Structured figure records:
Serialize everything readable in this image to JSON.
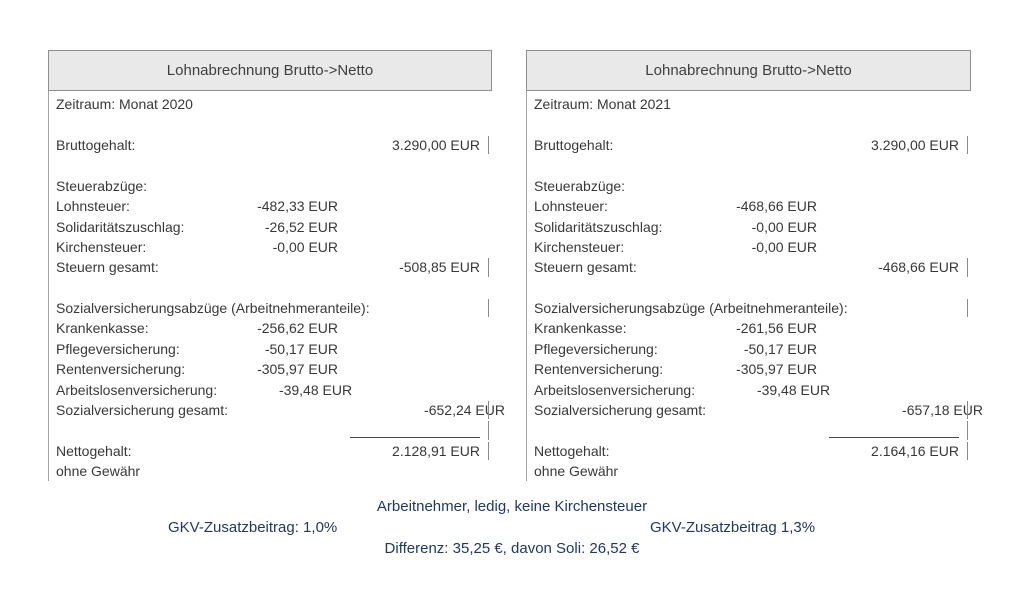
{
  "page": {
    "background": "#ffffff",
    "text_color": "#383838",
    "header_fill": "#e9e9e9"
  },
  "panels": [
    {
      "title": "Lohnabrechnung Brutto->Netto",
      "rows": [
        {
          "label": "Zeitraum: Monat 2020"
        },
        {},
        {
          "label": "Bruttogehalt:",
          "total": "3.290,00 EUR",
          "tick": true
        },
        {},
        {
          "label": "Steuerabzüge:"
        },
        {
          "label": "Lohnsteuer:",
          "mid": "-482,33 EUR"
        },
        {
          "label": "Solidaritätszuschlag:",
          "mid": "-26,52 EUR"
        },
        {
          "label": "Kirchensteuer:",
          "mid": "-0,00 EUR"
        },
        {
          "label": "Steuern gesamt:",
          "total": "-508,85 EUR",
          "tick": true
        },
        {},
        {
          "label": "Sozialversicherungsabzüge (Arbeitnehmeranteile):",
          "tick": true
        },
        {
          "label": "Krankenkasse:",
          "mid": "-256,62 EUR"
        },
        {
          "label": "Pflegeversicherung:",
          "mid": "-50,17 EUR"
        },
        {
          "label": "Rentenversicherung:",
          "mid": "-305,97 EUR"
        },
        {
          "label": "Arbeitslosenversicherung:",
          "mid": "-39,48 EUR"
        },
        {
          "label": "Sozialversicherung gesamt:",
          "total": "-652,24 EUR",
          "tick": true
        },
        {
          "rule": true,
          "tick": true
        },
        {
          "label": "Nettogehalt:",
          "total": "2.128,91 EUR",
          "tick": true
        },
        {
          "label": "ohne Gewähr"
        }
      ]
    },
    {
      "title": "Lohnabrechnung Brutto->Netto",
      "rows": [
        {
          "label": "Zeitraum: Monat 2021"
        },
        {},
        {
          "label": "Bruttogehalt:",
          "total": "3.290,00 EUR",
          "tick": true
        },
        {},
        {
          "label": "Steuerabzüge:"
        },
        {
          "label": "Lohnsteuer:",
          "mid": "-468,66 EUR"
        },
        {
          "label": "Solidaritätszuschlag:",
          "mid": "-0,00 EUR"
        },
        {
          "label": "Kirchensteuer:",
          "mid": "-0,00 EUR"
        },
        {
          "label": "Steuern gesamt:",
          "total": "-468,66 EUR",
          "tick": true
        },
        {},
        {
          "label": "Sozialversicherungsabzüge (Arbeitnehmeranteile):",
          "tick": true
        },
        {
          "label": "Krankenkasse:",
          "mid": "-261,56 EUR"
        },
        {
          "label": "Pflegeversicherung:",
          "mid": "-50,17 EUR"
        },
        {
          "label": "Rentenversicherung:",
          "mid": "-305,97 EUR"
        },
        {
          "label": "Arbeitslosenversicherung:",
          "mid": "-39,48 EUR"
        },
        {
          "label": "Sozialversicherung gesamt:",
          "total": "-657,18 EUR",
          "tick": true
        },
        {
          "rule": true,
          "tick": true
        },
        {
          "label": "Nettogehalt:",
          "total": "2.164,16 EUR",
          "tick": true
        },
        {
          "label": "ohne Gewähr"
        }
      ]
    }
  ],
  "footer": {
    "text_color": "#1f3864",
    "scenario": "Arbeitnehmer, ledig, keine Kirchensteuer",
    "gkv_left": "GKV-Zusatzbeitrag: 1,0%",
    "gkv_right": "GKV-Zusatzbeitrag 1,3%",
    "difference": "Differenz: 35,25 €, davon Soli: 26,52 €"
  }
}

==

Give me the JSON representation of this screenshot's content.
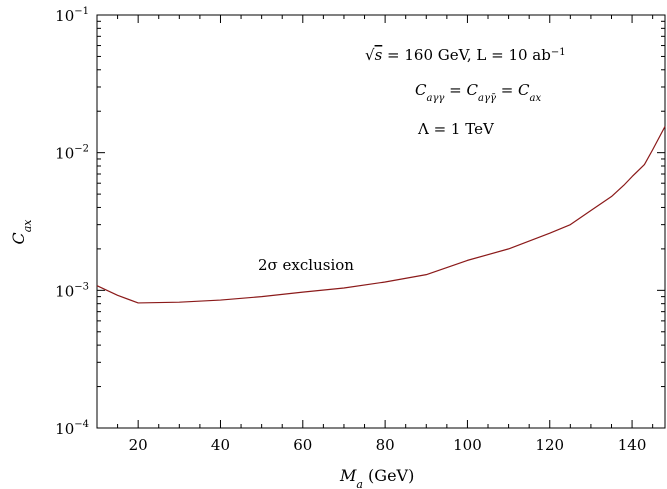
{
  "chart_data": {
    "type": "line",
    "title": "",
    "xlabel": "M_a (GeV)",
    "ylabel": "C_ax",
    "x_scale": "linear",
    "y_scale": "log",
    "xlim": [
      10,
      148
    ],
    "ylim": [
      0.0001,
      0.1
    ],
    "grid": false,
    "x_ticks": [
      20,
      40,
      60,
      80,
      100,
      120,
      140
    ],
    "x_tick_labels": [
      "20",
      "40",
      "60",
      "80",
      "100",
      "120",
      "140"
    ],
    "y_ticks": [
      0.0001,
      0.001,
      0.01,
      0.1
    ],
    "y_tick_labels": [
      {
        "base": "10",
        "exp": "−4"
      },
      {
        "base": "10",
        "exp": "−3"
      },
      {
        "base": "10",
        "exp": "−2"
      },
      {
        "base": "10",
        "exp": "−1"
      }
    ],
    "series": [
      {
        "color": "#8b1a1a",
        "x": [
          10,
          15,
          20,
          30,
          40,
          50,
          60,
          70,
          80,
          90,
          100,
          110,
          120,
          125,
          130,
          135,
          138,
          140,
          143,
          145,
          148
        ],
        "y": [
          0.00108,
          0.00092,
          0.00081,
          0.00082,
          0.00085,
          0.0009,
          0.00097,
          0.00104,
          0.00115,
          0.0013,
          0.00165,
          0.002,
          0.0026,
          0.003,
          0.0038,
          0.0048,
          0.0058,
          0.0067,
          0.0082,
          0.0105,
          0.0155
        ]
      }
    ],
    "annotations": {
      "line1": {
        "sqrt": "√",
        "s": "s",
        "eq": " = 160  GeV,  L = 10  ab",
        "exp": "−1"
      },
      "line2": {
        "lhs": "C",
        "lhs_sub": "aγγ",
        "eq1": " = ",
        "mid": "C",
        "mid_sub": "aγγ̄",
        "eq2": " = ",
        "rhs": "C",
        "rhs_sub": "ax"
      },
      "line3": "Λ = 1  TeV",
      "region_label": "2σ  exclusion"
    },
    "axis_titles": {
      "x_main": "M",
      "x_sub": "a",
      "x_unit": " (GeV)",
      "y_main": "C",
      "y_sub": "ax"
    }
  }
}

# TO DO:
Read the entries and pick out all lines that include the word "Monat".

# WRITTEN SOLUTION:
          "label": "Zeitraum: Monat 2020"
          "label": "Zeitraum: Monat 2021"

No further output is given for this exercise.